▶ Dataset items:
---

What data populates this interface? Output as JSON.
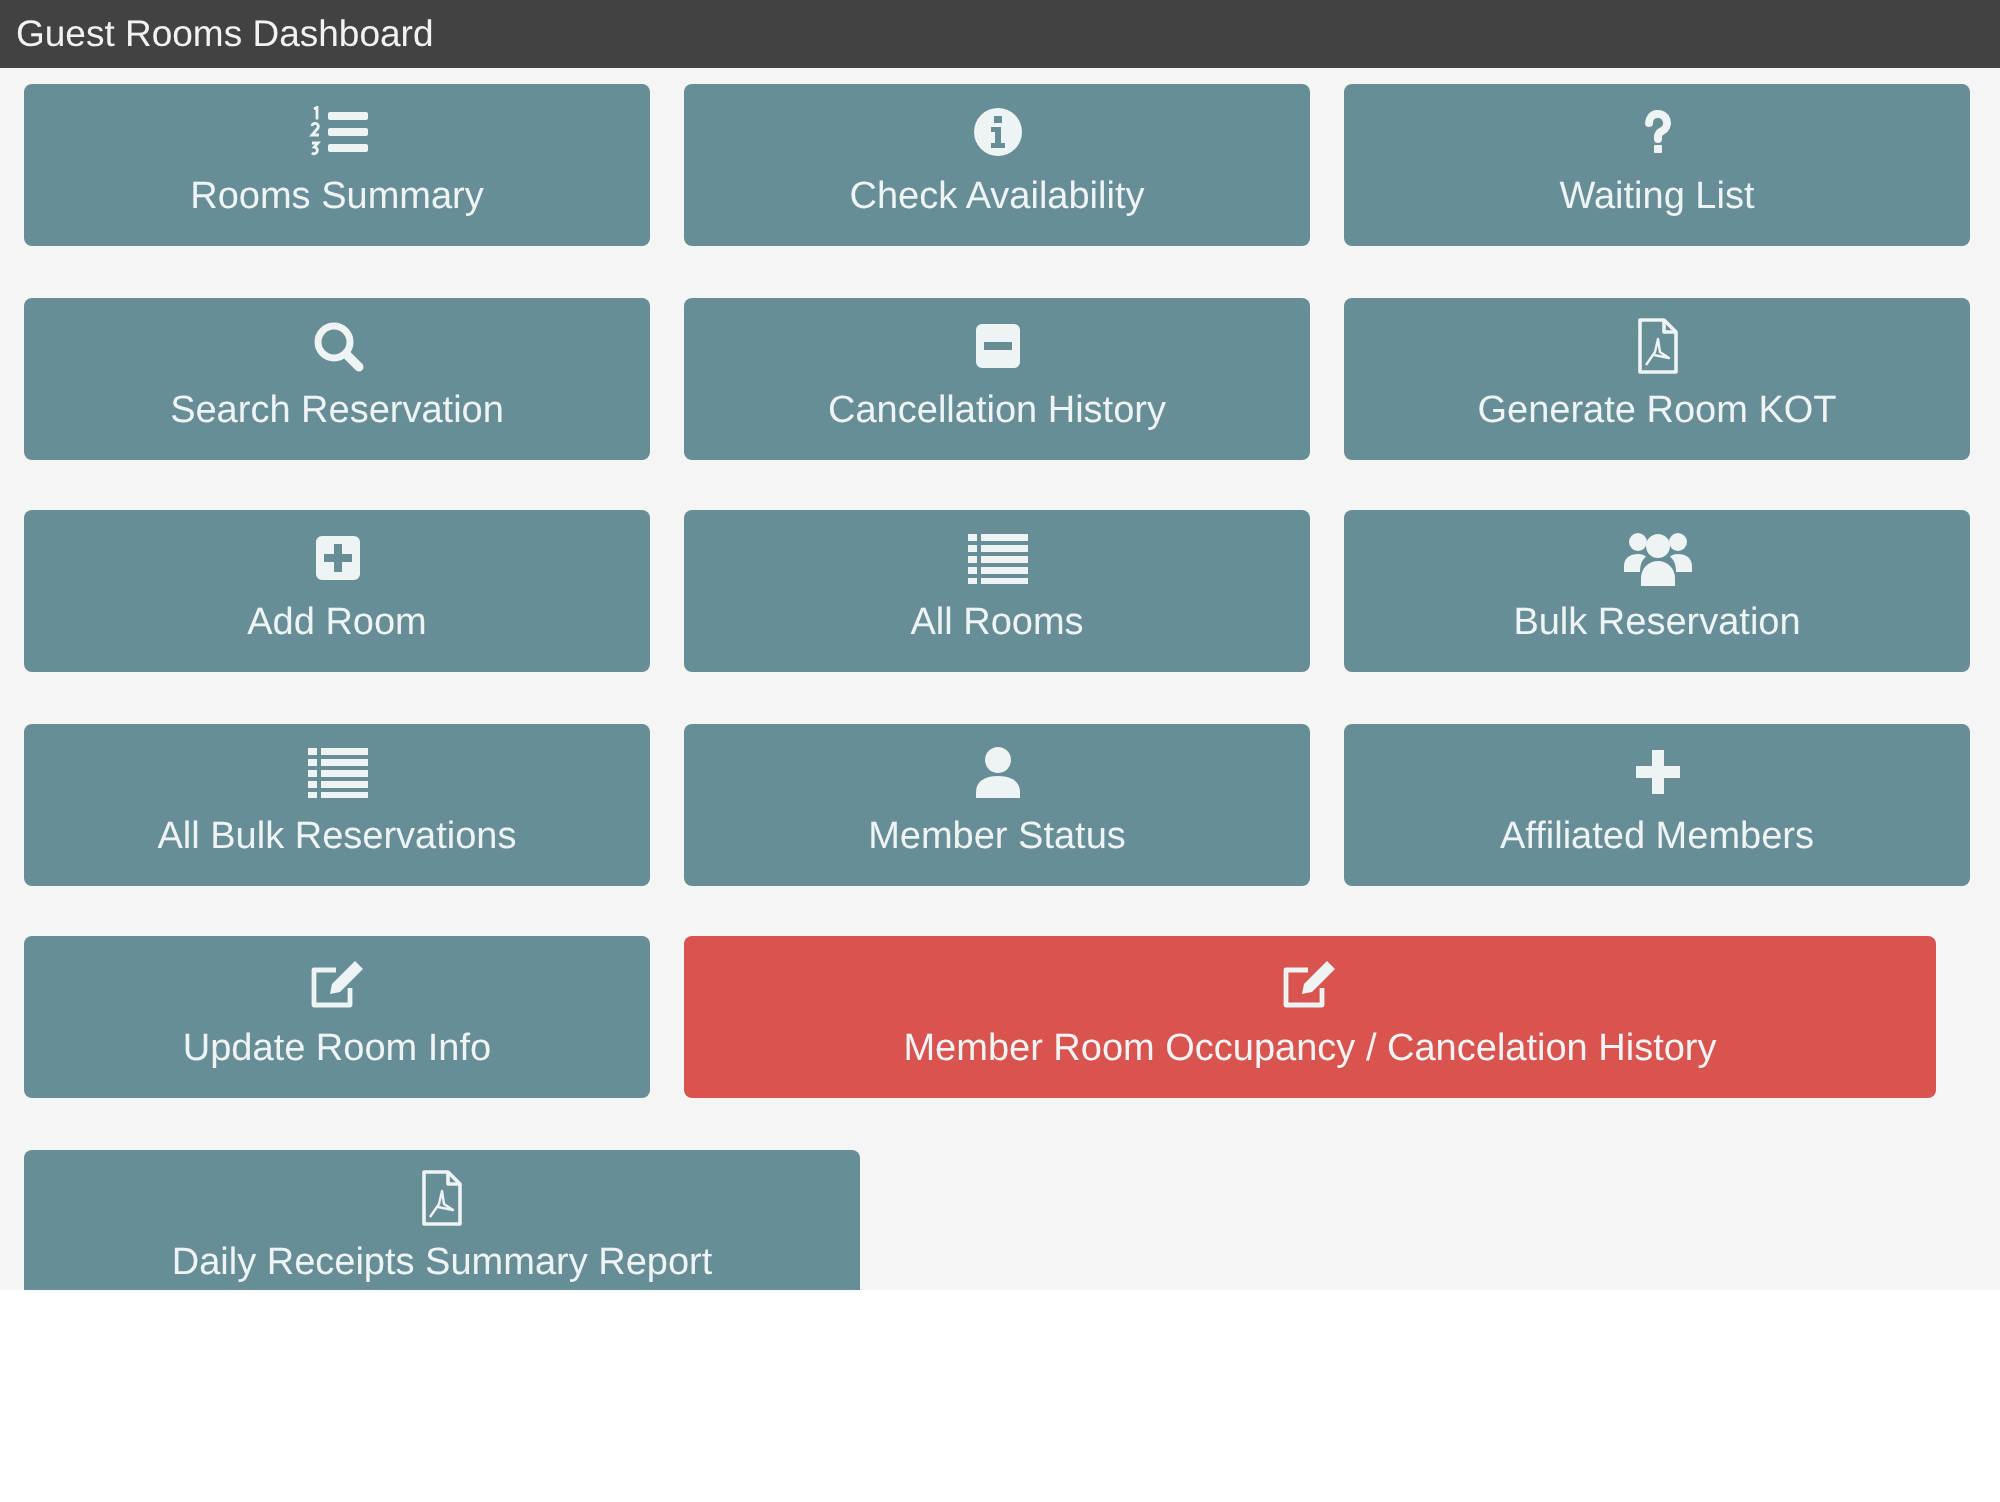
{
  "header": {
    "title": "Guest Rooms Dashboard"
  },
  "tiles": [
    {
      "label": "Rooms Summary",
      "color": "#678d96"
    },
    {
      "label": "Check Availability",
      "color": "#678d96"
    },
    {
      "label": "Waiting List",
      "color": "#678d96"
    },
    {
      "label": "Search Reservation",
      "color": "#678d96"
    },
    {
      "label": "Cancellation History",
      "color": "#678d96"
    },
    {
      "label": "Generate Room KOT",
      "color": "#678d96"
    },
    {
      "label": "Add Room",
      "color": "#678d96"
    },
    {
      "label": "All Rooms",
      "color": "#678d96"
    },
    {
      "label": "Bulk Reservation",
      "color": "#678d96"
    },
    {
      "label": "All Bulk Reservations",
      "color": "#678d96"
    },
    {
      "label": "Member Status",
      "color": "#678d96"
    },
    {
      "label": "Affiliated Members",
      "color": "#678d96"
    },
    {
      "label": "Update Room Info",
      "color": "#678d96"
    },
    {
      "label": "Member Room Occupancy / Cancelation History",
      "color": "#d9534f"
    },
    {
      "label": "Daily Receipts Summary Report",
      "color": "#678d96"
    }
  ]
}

---

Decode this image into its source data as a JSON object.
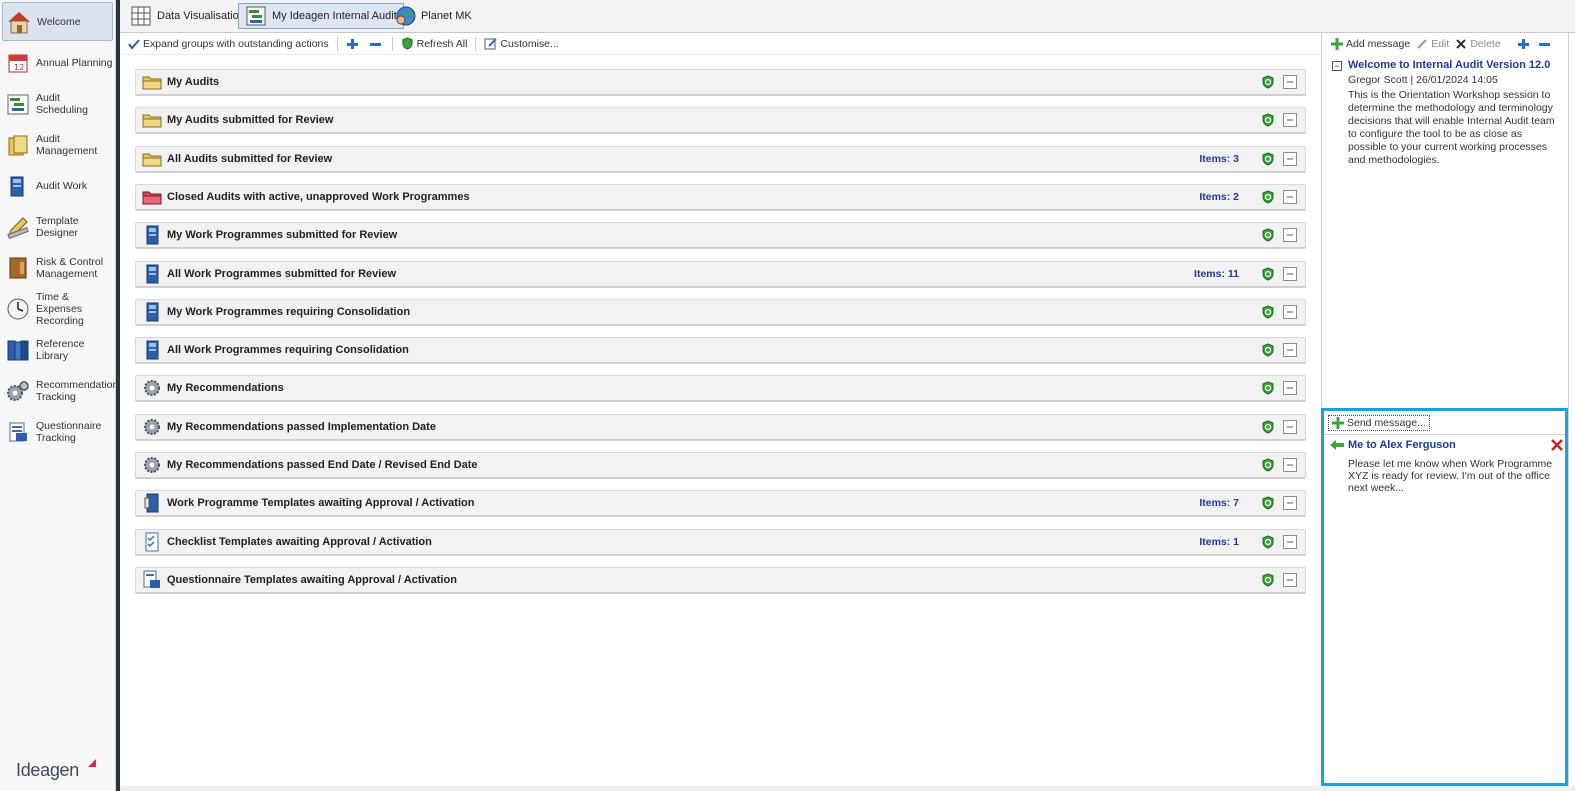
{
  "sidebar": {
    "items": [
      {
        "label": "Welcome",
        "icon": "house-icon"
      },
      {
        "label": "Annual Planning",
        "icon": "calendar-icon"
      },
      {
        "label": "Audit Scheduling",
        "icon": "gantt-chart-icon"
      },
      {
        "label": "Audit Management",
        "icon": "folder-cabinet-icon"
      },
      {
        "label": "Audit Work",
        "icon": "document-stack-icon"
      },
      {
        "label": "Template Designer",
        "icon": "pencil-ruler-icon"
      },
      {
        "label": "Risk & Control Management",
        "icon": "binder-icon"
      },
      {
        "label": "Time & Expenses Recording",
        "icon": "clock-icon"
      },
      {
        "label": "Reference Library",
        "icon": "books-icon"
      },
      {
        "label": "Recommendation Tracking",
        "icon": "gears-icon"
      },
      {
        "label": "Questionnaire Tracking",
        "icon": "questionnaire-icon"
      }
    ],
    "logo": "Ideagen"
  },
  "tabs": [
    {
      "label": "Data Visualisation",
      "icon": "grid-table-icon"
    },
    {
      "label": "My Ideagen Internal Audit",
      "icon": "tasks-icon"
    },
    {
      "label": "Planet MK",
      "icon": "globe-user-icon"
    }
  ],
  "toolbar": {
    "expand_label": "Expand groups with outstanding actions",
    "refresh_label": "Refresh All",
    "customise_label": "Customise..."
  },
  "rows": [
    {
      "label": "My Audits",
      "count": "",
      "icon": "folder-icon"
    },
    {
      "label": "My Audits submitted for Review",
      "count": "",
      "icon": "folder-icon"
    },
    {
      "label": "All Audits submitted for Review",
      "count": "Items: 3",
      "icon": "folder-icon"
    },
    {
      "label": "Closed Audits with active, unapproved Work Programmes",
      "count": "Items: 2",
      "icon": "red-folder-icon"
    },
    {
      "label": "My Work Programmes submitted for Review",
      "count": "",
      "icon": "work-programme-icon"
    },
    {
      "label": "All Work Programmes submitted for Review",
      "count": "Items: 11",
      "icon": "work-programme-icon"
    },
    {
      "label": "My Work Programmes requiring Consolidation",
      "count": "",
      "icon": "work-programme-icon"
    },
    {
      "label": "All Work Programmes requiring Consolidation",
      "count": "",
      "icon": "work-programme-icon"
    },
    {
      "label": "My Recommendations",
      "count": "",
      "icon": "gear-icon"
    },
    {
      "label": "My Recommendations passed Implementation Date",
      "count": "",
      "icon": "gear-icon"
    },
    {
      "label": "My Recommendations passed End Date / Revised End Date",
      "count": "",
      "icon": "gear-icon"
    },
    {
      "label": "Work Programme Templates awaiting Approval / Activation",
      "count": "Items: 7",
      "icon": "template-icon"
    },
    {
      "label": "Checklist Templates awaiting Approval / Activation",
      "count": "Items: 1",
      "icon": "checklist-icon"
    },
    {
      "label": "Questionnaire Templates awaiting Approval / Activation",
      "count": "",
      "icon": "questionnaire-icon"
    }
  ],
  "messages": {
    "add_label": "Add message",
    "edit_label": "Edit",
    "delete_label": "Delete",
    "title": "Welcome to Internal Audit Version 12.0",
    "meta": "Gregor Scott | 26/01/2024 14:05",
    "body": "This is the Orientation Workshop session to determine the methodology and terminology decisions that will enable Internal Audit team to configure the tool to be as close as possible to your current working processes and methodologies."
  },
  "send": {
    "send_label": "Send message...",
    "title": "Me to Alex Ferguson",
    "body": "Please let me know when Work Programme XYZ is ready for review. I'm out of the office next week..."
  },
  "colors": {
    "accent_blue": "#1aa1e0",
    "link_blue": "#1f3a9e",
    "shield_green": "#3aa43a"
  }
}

---

▶ WHAT YOU ARE ASKED TO DO: Find the string "Approval" in the listing and return every line that holds it.

▶ ANSWER:
      "label": "Work Programme Templates awaiting Approval / Activation",
      "label": "Checklist Templates awaiting Approval / Activation",
      "label": "Questionnaire Templates awaiting Approval / Activation",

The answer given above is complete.